◆ **Written problem**
Transcribe the listing in full, excluding any pictures.
>> START
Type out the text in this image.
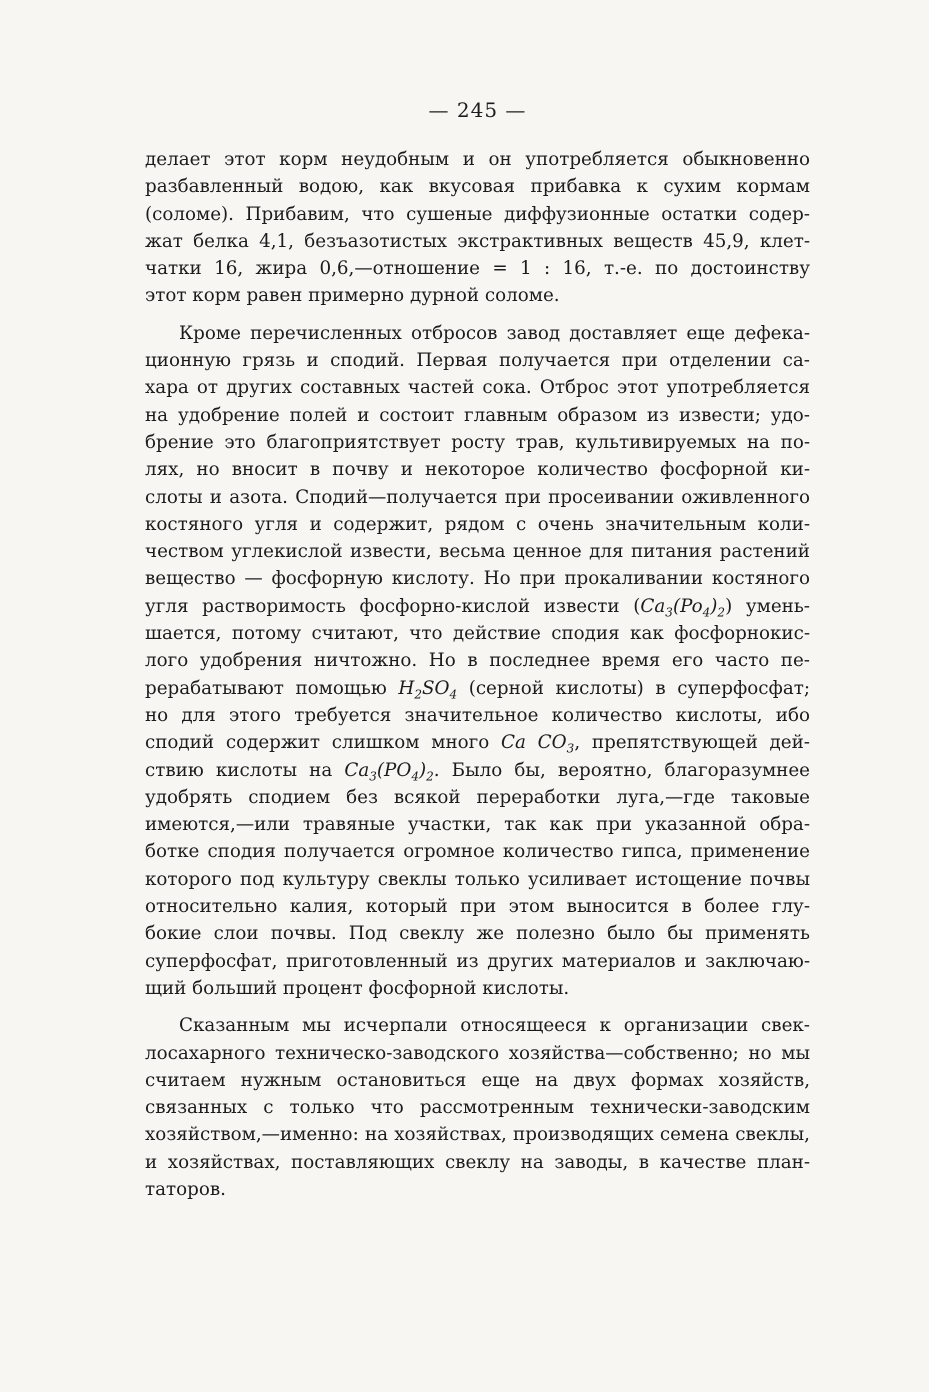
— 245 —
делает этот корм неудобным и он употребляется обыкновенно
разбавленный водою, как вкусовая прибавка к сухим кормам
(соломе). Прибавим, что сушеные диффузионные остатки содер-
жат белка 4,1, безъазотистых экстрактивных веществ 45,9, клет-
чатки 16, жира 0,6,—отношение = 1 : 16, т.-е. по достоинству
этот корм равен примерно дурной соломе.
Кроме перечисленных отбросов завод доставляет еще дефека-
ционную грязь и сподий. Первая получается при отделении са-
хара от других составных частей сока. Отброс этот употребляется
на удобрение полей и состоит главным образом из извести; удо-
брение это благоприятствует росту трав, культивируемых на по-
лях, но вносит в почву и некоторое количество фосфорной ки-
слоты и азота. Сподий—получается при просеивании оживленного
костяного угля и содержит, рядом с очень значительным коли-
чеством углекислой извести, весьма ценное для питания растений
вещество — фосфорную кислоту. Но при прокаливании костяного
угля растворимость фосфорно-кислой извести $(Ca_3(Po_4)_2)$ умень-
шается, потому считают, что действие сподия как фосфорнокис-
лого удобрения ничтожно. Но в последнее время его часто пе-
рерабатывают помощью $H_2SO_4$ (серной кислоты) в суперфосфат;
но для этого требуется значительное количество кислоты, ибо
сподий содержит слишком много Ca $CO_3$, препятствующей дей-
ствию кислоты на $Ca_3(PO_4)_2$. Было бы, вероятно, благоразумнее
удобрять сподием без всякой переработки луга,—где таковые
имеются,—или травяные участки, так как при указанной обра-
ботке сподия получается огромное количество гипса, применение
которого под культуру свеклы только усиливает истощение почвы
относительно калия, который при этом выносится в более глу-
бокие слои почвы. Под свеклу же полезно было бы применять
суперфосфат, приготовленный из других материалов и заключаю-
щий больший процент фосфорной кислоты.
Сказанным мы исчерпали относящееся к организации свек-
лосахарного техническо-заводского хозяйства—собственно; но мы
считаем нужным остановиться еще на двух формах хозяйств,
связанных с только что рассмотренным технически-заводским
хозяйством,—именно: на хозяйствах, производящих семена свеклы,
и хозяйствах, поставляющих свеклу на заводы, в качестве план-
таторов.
>> END
◆ **Task result**
Type out the text in this image.
— 245 —
делает этот корм неудобным и он употребляется обыкновенно
разбавленный водою, как вкусовая прибавка к сухим кормам
(соломе). Прибавим, что сушеные диффузионные остатки содер-
жат белка 4,1, безъазотистых экстрактивных веществ 45,9, клет-
чатки 16, жира 0,6,—отношение = 1 : 16, т.-е. по достоинству
этот корм равен примерно дурной соломе.
Кроме перечисленных отбросов завод доставляет еще дефека-
ционную грязь и сподий. Первая получается при отделении са-
хара от других составных частей сока. Отброс этот употребляется
на удобрение полей и состоит главным образом из извести; удо-
брение это благоприятствует росту трав, культивируемых на по-
лях, но вносит в почву и некоторое количество фосфорной ки-
слоты и азота. Сподий—получается при просеивании оживленного
костяного угля и содержит, рядом с очень значительным коли-
чеством углекислой извести, весьма ценное для питания растений
вещество — фосфорную кислоту. Но при прокаливании костяного
угля растворимость фосфорно-кислой извести $(Ca_3(Po_4)_2)$ умень-
шается, потому считают, что действие сподия как фосфорнокис-
лого удобрения ничтожно. Но в последнее время его часто пе-
рерабатывают помощью $H_2SO_4$ (серной кислоты) в суперфосфат;
но для этого требуется значительное количество кислоты, ибо
сподий содержит слишком много Ca $CO_3$, препятствующей дей-
ствию кислоты на $Ca_3(PO_4)_2$. Было бы, вероятно, благоразумнее
удобрять сподием без всякой переработки луга,—где таковые
имеются,—или травяные участки, так как при указанной обра-
ботке сподия получается огромное количество гипса, применение
которого под культуру свеклы только усиливает истощение почвы
относительно калия, который при этом выносится в более глу-
бокие слои почвы. Под свеклу же полезно было бы применять
суперфосфат, приготовленный из других материалов и заключаю-
щий больший процент фосфорной кислоты.
Сказанным мы исчерпали относящееся к организации свек-
лосахарного техническо-заводского хозяйства—собственно; но мы
считаем нужным остановиться еще на двух формах хозяйств,
связанных с только что рассмотренным технически-заводским
хозяйством,—именно: на хозяйствах, производящих семена свеклы,
и хозяйствах, поставляющих свеклу на заводы, в качестве план-
таторов.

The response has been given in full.